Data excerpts
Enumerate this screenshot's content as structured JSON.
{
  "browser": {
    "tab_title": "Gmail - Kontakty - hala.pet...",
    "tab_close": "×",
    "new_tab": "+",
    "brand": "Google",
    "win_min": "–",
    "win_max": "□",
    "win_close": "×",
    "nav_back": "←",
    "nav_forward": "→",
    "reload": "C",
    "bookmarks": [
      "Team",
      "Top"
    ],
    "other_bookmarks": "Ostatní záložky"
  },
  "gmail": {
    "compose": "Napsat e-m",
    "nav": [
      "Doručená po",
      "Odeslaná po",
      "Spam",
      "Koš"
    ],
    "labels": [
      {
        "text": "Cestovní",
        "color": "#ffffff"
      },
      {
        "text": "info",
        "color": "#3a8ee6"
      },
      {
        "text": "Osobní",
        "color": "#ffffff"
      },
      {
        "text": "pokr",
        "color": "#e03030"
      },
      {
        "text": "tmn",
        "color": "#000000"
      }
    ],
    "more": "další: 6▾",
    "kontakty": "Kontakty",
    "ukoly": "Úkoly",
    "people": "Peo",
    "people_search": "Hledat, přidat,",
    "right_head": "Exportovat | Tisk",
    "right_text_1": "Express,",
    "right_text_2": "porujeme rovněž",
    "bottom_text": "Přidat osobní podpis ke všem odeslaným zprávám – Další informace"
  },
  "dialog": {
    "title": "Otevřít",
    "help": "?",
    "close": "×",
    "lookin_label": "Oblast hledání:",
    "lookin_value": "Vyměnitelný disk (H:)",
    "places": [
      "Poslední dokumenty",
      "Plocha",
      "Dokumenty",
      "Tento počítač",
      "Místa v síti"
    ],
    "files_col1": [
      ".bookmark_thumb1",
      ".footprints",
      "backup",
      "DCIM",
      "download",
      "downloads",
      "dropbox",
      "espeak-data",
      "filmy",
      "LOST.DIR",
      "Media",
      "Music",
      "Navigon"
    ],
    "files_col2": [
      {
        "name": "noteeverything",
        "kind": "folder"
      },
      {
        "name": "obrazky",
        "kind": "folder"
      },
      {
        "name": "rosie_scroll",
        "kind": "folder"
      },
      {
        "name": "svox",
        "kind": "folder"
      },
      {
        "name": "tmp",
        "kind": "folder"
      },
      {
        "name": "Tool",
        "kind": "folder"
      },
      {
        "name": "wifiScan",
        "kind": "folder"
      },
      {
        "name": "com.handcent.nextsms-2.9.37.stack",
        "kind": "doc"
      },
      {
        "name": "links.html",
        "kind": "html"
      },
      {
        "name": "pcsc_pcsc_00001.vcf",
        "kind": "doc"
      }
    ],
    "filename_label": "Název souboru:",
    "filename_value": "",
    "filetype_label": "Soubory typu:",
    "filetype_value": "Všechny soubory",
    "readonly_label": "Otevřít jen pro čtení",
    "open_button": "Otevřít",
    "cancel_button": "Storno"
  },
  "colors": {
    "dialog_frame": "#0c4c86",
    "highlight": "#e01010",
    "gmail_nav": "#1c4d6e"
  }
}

### [Problem details]
Gather each line from the listing above that holds "Otevřít".

### [Reply to the exercise]
    "title": "Otevřít",
    "readonly_label": "Otevřít jen pro čtení",
    "open_button": "Otevřít",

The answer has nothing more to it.